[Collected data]
----------------
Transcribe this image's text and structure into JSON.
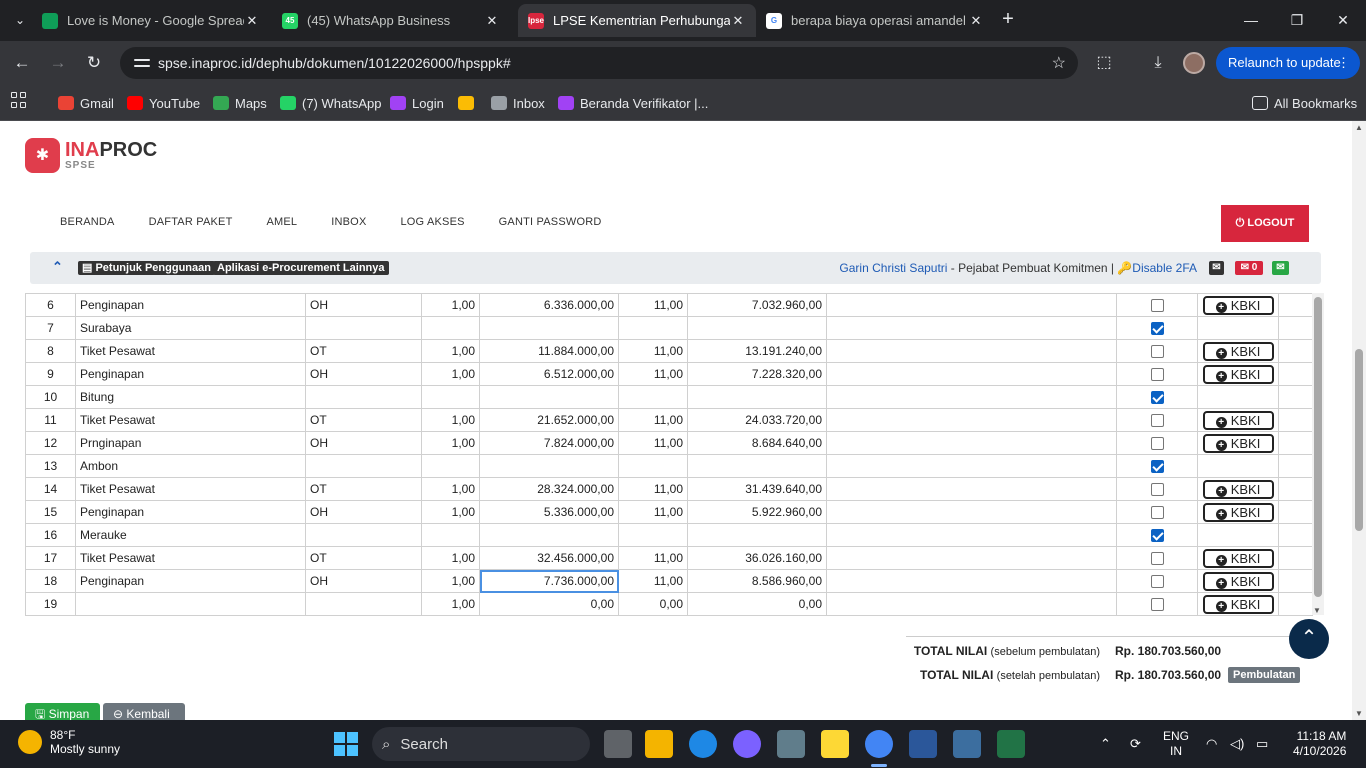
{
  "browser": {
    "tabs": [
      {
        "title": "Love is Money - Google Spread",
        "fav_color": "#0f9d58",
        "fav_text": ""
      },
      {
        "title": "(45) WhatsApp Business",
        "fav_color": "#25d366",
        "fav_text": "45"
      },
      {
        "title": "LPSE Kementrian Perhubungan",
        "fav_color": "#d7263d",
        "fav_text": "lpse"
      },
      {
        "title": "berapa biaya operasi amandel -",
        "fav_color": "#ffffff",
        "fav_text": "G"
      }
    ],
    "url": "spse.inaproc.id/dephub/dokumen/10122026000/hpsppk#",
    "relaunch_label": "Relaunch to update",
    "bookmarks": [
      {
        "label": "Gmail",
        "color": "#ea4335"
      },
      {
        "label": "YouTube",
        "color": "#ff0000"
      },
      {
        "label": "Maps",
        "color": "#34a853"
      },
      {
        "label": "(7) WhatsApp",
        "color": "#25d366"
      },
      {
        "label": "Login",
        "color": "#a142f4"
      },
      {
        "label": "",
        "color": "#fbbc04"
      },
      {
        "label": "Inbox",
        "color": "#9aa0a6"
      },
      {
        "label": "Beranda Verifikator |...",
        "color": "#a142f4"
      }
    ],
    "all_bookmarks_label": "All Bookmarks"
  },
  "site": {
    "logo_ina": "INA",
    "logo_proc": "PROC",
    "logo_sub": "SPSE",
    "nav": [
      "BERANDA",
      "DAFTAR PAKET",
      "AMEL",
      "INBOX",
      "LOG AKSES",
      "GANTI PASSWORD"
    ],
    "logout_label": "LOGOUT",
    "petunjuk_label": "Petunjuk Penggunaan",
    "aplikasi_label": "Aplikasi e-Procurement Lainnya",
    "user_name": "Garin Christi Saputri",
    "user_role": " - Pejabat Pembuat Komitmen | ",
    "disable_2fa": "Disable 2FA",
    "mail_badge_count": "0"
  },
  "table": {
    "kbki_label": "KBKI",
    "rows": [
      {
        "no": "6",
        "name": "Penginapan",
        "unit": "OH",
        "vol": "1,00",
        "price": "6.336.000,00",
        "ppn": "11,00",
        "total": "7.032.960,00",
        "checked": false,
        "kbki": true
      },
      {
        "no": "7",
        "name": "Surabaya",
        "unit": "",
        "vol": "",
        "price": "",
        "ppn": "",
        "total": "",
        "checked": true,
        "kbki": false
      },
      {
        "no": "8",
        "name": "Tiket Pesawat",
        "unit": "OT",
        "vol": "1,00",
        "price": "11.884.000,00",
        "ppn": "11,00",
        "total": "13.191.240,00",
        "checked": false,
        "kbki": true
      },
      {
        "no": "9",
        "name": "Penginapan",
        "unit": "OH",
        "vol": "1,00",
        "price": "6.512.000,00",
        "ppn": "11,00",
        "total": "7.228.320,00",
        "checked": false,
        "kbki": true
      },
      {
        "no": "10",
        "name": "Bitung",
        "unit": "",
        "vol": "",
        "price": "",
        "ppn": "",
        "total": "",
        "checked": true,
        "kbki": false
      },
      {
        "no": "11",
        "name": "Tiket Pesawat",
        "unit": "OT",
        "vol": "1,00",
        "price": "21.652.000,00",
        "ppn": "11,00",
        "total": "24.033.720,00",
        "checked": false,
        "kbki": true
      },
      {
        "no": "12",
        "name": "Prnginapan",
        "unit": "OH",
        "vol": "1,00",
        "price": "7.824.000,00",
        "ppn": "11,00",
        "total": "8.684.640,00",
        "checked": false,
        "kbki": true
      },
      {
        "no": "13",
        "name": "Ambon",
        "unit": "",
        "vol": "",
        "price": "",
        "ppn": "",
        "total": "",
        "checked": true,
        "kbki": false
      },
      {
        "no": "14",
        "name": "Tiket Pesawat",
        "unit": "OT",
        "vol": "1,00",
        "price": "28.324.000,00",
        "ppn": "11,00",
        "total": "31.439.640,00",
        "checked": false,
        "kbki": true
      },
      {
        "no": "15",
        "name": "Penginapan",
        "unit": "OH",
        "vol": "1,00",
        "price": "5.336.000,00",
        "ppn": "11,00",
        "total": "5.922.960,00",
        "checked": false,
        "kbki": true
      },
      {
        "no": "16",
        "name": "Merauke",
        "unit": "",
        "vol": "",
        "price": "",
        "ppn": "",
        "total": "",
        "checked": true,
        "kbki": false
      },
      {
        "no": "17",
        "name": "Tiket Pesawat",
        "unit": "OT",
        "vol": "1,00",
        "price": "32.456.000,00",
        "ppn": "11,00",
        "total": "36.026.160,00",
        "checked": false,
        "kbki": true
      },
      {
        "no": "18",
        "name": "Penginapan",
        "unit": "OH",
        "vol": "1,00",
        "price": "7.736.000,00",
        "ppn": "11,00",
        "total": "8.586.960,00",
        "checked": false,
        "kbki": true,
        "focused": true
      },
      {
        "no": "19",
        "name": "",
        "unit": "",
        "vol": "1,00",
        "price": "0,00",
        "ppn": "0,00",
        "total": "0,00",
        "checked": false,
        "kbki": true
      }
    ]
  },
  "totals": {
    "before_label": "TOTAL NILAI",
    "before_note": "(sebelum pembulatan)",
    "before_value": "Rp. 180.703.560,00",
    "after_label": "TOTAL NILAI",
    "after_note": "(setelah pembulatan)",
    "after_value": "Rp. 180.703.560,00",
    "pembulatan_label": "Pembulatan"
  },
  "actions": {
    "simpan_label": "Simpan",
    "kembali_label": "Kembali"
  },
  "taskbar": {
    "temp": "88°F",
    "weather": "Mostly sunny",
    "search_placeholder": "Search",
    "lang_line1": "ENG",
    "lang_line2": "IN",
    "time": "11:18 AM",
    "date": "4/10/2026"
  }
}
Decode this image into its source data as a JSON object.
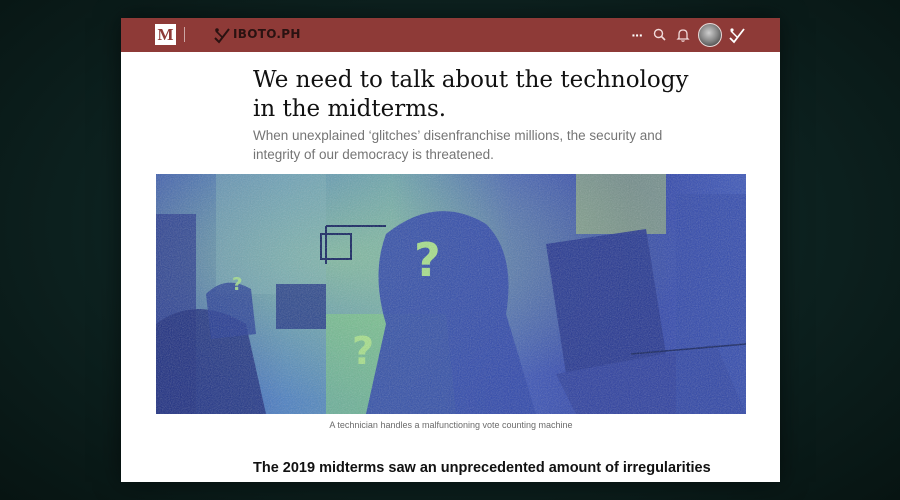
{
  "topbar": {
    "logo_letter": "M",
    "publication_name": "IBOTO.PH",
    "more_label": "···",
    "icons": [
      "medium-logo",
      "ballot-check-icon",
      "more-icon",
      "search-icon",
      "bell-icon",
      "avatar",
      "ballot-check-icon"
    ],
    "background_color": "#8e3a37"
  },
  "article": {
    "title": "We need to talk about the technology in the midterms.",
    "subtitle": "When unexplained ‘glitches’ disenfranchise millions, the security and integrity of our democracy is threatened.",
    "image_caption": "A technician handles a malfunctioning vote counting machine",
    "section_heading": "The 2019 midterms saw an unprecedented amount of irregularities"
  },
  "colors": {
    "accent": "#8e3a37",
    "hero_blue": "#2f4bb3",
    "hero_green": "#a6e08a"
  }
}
----------------
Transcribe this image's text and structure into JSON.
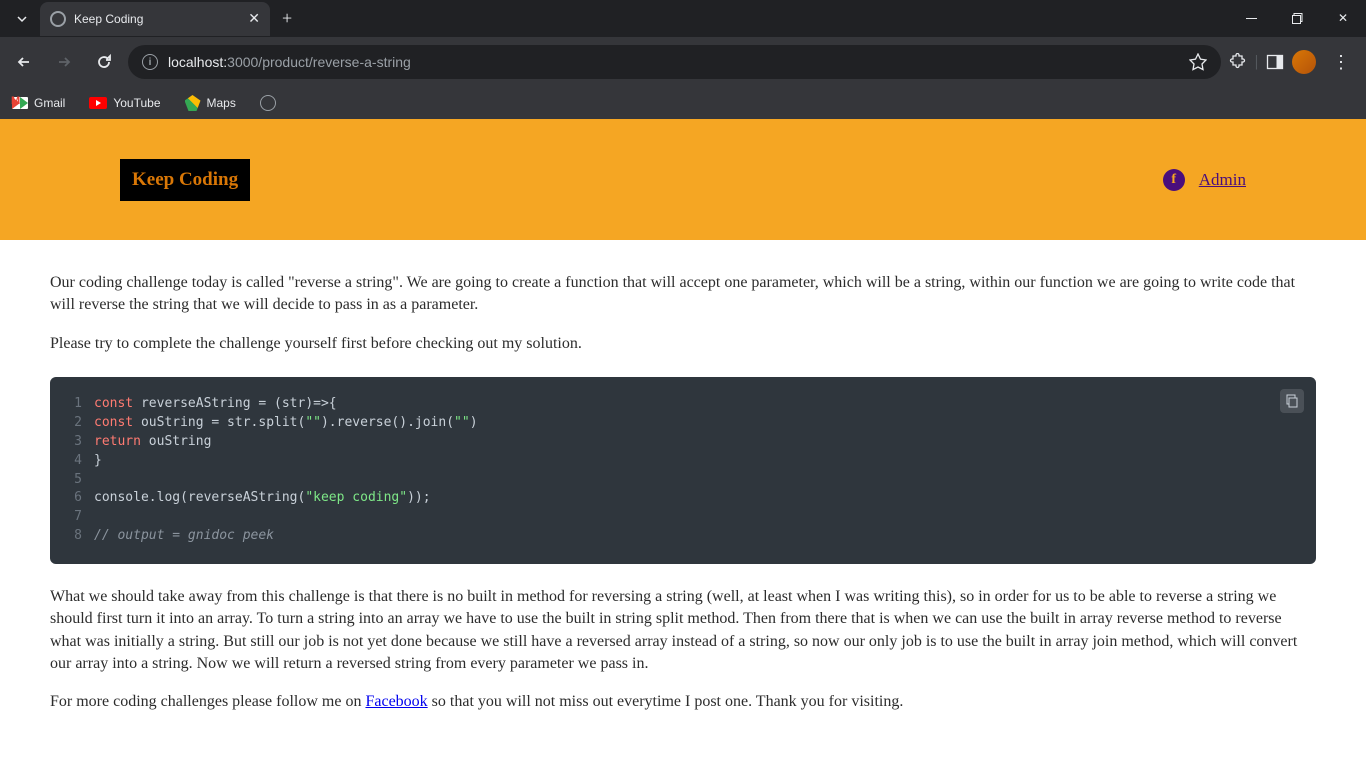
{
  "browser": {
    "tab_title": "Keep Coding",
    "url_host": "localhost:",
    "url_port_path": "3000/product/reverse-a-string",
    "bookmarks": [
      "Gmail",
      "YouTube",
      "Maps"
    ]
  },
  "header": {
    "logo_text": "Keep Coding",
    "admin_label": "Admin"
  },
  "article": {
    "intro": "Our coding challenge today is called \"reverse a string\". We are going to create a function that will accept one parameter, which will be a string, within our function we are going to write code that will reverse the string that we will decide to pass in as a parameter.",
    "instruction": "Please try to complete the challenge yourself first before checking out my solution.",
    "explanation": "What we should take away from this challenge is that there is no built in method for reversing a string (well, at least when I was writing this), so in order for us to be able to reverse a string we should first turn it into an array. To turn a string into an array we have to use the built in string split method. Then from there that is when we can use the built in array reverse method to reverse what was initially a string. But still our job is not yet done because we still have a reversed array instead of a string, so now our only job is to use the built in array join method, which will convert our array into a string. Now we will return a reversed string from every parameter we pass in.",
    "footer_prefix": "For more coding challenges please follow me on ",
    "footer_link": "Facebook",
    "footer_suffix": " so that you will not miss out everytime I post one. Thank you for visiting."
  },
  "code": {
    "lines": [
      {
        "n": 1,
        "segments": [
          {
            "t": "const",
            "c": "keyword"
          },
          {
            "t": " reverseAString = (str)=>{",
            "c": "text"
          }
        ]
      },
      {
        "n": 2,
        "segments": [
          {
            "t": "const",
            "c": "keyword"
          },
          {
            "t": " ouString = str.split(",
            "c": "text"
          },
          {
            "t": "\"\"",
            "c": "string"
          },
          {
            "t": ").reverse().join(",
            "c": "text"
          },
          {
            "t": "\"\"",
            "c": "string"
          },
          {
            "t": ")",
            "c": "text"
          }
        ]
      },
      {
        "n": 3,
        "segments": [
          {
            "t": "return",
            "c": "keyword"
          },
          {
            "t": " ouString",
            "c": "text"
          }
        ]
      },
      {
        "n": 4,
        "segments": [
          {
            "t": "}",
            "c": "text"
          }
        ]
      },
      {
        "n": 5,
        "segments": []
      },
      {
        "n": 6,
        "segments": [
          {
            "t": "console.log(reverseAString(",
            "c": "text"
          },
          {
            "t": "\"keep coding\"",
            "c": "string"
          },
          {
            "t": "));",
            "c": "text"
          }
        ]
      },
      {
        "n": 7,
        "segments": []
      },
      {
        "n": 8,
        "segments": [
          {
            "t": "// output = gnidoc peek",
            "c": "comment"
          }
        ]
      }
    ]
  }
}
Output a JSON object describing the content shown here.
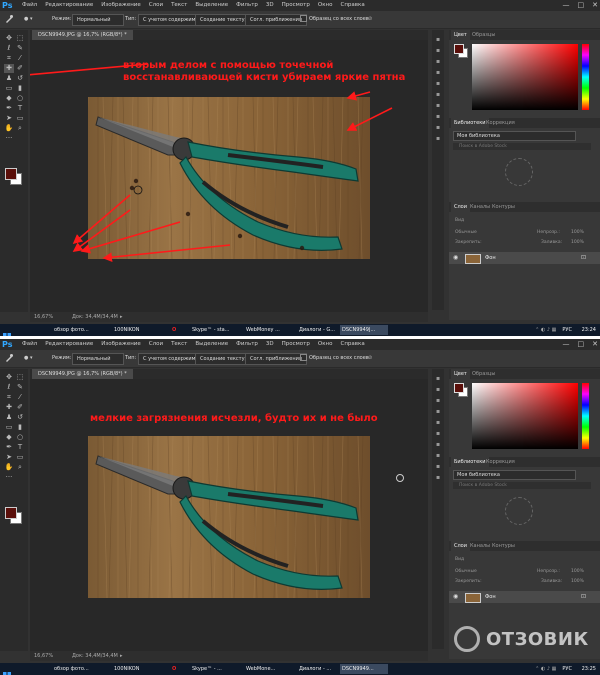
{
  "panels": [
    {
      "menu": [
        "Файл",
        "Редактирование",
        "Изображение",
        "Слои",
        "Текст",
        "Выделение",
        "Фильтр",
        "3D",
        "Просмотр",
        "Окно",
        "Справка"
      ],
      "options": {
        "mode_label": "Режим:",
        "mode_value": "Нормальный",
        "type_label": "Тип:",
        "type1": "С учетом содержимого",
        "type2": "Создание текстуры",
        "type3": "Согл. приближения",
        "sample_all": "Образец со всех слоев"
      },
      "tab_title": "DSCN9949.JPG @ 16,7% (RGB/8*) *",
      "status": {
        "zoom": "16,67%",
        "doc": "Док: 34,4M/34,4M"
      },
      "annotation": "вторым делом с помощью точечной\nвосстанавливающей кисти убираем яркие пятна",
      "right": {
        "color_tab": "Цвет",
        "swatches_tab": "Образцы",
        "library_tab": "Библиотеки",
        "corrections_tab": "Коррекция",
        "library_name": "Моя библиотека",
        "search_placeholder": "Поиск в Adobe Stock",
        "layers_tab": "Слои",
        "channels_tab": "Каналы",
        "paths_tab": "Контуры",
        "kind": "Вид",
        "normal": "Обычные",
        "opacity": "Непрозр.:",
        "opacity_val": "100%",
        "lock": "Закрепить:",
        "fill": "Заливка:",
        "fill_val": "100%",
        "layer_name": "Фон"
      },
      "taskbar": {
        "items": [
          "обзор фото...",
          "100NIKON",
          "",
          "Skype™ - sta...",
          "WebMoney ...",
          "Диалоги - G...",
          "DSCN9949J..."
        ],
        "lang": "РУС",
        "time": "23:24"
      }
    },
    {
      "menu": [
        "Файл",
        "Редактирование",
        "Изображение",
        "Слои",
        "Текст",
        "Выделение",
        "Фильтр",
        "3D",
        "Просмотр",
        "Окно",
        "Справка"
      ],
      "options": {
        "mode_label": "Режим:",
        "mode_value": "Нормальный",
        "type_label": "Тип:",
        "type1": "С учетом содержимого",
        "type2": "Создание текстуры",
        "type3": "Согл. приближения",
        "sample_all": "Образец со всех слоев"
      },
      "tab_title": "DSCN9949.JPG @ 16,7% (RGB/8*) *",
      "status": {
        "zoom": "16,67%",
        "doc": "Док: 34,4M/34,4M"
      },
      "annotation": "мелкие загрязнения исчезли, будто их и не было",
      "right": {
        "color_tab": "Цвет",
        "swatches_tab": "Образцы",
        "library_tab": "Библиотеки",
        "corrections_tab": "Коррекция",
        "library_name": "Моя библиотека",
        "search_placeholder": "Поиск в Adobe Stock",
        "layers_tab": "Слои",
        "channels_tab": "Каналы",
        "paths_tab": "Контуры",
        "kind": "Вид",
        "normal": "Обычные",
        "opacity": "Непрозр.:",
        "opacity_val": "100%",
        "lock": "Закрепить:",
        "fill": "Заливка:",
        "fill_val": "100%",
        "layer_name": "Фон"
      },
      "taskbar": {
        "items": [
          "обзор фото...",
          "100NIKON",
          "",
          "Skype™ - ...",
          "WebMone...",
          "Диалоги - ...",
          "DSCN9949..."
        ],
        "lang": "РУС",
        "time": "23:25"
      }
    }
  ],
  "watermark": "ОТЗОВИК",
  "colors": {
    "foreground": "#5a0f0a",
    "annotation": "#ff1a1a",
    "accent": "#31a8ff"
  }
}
----------------
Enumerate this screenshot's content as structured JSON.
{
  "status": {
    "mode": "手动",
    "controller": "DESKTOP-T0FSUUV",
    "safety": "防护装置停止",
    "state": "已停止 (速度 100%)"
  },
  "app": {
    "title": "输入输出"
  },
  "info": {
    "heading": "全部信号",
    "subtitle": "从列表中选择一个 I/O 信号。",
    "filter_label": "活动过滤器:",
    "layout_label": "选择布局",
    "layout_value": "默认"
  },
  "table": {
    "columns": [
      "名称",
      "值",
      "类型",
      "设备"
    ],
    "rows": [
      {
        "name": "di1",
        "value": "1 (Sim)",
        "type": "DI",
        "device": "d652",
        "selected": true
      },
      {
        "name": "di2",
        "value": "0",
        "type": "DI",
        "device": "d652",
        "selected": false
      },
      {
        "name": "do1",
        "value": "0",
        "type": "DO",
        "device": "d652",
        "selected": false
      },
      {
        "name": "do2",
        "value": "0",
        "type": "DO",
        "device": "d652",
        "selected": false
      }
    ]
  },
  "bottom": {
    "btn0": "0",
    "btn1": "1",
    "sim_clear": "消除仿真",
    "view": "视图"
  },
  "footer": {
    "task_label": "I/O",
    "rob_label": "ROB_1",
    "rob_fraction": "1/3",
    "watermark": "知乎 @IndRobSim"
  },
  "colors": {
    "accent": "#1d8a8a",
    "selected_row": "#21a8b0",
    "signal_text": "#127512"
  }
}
----------------
> [TASK BRIEF] Locate the string "return" in the listing above and copy every line where it occurs.

> [FULL RESPONSE]
    "explanation": "What we should take away from this challenge is that there is no built in method for reversing a string (well, at least when I was writing this), so in order for us to be able to reverse a string we should first turn it into an array. To turn a string into an array we have to use the built in string split method. Then from there that is when we can use the built in array reverse method to reverse what was initially a string. But still our job is not yet done because we still have a reversed array instead of a string, so now our only job is to use the built in array join method, which will convert our array into a string. Now we will return a reversed string from every parameter we pass in.",
            "t": "return",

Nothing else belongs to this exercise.